Retype the complete listing exactly as it appears.
----
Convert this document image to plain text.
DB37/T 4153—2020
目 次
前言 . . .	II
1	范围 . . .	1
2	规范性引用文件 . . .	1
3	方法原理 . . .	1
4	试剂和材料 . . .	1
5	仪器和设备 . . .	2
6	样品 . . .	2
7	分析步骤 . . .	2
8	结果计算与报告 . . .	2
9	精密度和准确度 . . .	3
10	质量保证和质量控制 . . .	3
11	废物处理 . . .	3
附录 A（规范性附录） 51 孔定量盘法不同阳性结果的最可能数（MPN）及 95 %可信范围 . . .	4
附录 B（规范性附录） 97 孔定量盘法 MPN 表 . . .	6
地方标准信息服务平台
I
----
TASK RESULT -
Convert this document image to plain text.
DB37/T 4153—2020
目 次
前言 . . .	II
1	范围 . . .	1
2	规范性引用文件 . . .	1
3	方法原理 . . .	1
4	试剂和材料 . . .	1
5	仪器和设备 . . .	2
6	样品 . . .	2
7	分析步骤 . . .	2
8	结果计算与报告 . . .	2
9	精密度和准确度 . . .	3
10	质量保证和质量控制 . . .	3
11	废物处理 . . .	3
附录 A（规范性附录） 51 孔定量盘法不同阳性结果的最可能数（MPN）及 95 %可信范围 . . .	4
附录 B（规范性附录） 97 孔定量盘法 MPN 表 . . .	6
地方标准信息服务平台
I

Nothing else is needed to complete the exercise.